==== Data shown ====
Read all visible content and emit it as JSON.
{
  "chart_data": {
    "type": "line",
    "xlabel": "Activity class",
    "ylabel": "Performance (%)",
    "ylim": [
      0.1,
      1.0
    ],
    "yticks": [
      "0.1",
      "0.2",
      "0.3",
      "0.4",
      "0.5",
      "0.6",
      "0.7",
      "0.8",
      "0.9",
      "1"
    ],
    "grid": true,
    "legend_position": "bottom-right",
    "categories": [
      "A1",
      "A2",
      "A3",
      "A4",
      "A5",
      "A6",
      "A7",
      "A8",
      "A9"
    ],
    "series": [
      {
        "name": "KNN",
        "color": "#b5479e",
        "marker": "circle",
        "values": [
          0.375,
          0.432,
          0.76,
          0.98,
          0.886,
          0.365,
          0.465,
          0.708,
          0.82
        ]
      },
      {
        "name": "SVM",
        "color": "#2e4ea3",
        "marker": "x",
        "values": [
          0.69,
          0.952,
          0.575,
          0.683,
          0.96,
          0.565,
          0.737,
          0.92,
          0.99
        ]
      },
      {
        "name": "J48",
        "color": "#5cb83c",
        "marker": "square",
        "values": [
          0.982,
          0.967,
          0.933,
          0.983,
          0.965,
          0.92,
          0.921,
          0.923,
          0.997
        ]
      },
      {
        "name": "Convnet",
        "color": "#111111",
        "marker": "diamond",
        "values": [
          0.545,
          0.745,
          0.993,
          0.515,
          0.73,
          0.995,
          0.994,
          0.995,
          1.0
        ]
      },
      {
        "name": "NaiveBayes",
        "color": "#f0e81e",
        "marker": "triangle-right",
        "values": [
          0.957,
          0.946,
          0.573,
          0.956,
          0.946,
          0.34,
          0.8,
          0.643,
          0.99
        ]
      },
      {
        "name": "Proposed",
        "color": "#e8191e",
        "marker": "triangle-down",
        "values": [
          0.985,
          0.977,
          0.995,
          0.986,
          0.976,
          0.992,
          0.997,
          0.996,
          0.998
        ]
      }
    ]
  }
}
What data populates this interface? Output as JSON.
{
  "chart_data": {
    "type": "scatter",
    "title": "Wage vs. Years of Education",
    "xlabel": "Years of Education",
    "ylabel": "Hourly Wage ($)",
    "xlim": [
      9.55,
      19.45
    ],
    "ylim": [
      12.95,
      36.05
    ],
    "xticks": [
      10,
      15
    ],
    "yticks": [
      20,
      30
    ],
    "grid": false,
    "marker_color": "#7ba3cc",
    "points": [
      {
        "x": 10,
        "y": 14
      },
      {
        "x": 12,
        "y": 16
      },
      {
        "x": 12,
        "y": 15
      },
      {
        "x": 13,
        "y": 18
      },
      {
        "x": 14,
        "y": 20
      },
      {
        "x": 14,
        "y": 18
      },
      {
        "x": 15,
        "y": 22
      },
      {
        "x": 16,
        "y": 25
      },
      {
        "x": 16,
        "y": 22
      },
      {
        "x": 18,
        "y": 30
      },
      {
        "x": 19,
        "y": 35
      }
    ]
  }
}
====
### The problem
Faithfully transcribe the whole of the data.

### Solution for this problem
Read all visible content and emit it as JSON.
{
  "chart_data": {
    "type": "line",
    "xlabel": "Activity class",
    "ylabel": "Performance (%)",
    "ylim": [
      0.1,
      1.0
    ],
    "yticks": [
      "0.1",
      "0.2",
      "0.3",
      "0.4",
      "0.5",
      "0.6",
      "0.7",
      "0.8",
      "0.9",
      "1"
    ],
    "grid": true,
    "legend_position": "bottom-right",
    "categories": [
      "A1",
      "A2",
      "A3",
      "A4",
      "A5",
      "A6",
      "A7",
      "A8",
      "A9"
    ],
    "series": [
      {
        "name": "KNN",
        "color": "#b5479e",
        "marker": "circle",
        "values": [
          0.375,
          0.432,
          0.76,
          0.98,
          0.886,
          0.365,
          0.465,
          0.708,
          0.82
        ]
      },
      {
        "name": "SVM",
        "color": "#2e4ea3",
        "marker": "x",
        "values": [
          0.69,
          0.952,
          0.575,
          0.683,
          0.96,
          0.565,
          0.737,
          0.92,
          0.99
        ]
      },
      {
        "name": "J48",
        "color": "#5cb83c",
        "marker": "square",
        "values": [
          0.982,
          0.967,
          0.933,
          0.983,
          0.965,
          0.92,
          0.921,
          0.923,
          0.997
        ]
      },
      {
        "name": "Convnet",
        "color": "#111111",
        "marker": "diamond",
        "values": [
          0.545,
          0.745,
          0.993,
          0.515,
          0.73,
          0.995,
          0.994,
          0.995,
          1.0
        ]
      },
      {
        "name": "NaiveBayes",
        "color": "#f0e81e",
        "marker": "triangle-right",
        "values": [
          0.957,
          0.946,
          0.573,
          0.956,
          0.946,
          0.34,
          0.8,
          0.643,
          0.99
        ]
      },
      {
        "name": "Proposed",
        "color": "#e8191e",
        "marker": "triangle-down",
        "values": [
          0.985,
          0.977,
          0.995,
          0.986,
          0.976,
          0.992,
          0.997,
          0.996,
          0.998
        ]
      }
    ]
  }
}
What data populates this interface? Output as JSON.
{
  "chart_data": {
    "type": "scatter",
    "title": "Wage vs. Years of Education",
    "xlabel": "Years of Education",
    "ylabel": "Hourly Wage ($)",
    "xlim": [
      9.55,
      19.45
    ],
    "ylim": [
      12.95,
      36.05
    ],
    "xticks": [
      10,
      15
    ],
    "yticks": [
      20,
      30
    ],
    "grid": false,
    "marker_color": "#7ba3cc",
    "points": [
      {
        "x": 10,
        "y": 14
      },
      {
        "x": 12,
        "y": 16
      },
      {
        "x": 12,
        "y": 15
      },
      {
        "x": 13,
        "y": 18
      },
      {
        "x": 14,
        "y": 20
      },
      {
        "x": 14,
        "y": 18
      },
      {
        "x": 15,
        "y": 22
      },
      {
        "x": 16,
        "y": 25
      },
      {
        "x": 16,
        "y": 22
      },
      {
        "x": 18,
        "y": 30
      },
      {
        "x": 19,
        "y": 35
      }
    ]
  }
}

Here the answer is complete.